## Task statement
Your task is to repeat the entries underneath exactly, minus the pictures.

## Data in this exercise

============================================================

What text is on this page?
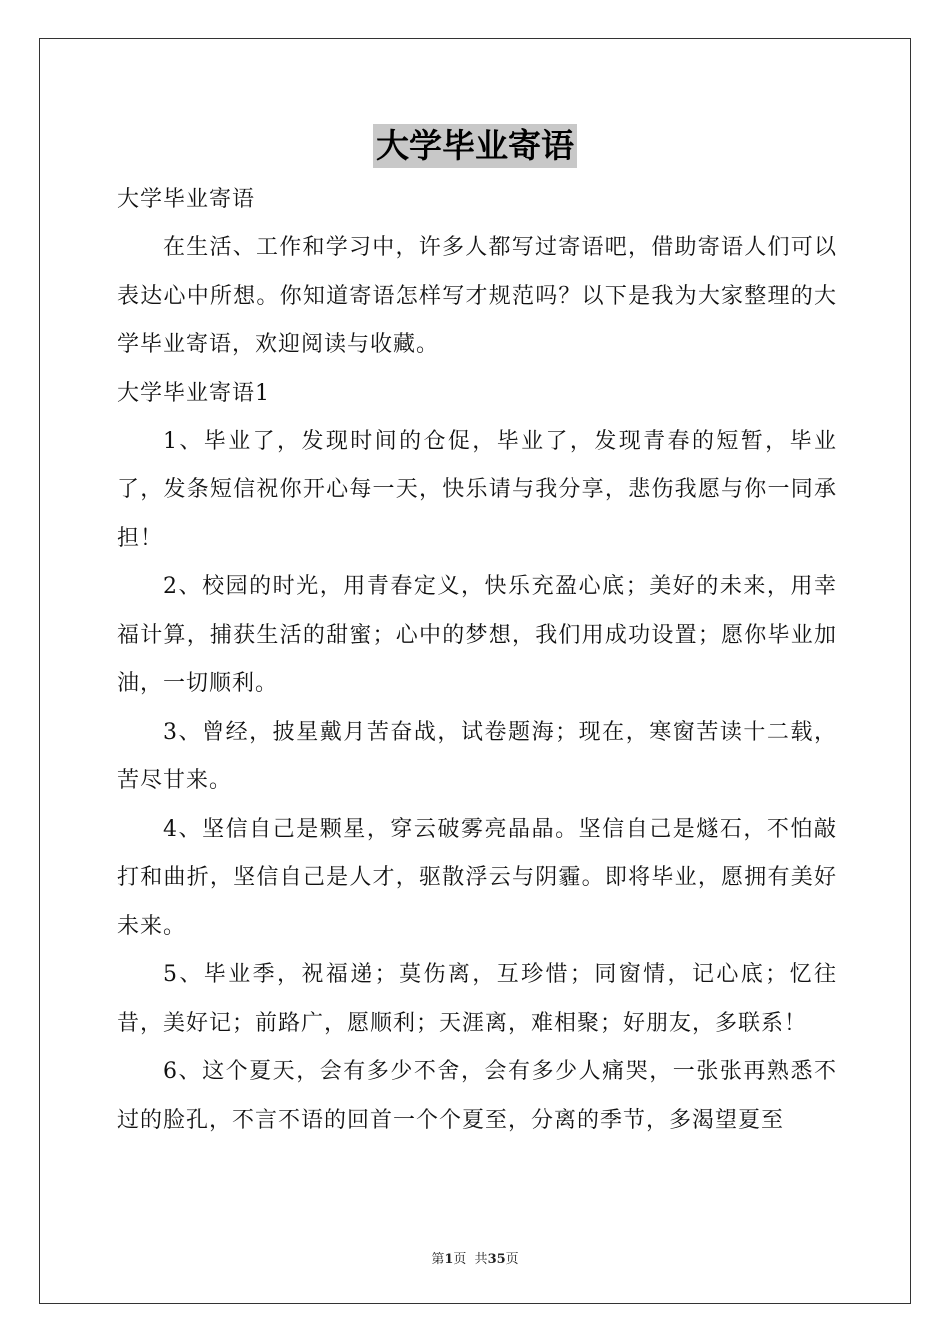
大学毕业寄语

大学毕业寄语

在生活、工作和学习中，许多人都写过寄语吧，借助寄语人们可以表达心中所想。你知道寄语怎样写才规范吗？以下是我为大家整理的大学毕业寄语，欢迎阅读与收藏。

大学毕业寄语1

1、毕业了，发现时间的仓促，毕业了，发现青春的短暂，毕业了，发条短信祝你开心每一天，快乐请与我分享，悲伤我愿与你一同承担！

2、校园的时光，用青春定义，快乐充盈心底；美好的未来，用幸福计算，捕获生活的甜蜜；心中的梦想，我们用成功设置；愿你毕业加油，一切顺利。

3、曾经，披星戴月苦奋战，试卷题海；现在，寒窗苦读十二载，苦尽甘来。

4、坚信自己是颗星，穿云破雾亮晶晶。坚信自己是燧石，不怕敲打和曲折，坚信自己是人才，驱散浮云与阴霾。即将毕业，愿拥有美好未来。

5、毕业季，祝福递；莫伤离，互珍惜；同窗情，记心底；忆往昔，美好记；前路广，愿顺利；天涯离，难相聚；好朋友，多联系！

6、这个夏天，会有多少不舍，会有多少人痛哭，一张张再熟悉不过的脸孔，不言不语的回首一个个夏至，分离的季节，多渴望夏至

第1页 共35页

============================================================

## Answer to the exercise
What text is on this page?
大学毕业寄语

大学毕业寄语

在生活、工作和学习中，许多人都写过寄语吧，借助寄语人们可以表达心中所想。你知道寄语怎样写才规范吗？以下是我为大家整理的大学毕业寄语，欢迎阅读与收藏。

大学毕业寄语1

1、毕业了，发现时间的仓促，毕业了，发现青春的短暂，毕业了，发条短信祝你开心每一天，快乐请与我分享，悲伤我愿与你一同承担！

2、校园的时光，用青春定义，快乐充盈心底；美好的未来，用幸福计算，捕获生活的甜蜜；心中的梦想，我们用成功设置；愿你毕业加油，一切顺利。

3、曾经，披星戴月苦奋战，试卷题海；现在，寒窗苦读十二载，苦尽甘来。

4、坚信自己是颗星，穿云破雾亮晶晶。坚信自己是燧石，不怕敲打和曲折，坚信自己是人才，驱散浮云与阴霾。即将毕业，愿拥有美好未来。

5、毕业季，祝福递；莫伤离，互珍惜；同窗情，记心底；忆往昔，美好记；前路广，愿顺利；天涯离，难相聚；好朋友，多联系！

6、这个夏天，会有多少不舍，会有多少人痛哭，一张张再熟悉不过的脸孔，不言不语的回首一个个夏至，分离的季节，多渴望夏至

第1页 共35页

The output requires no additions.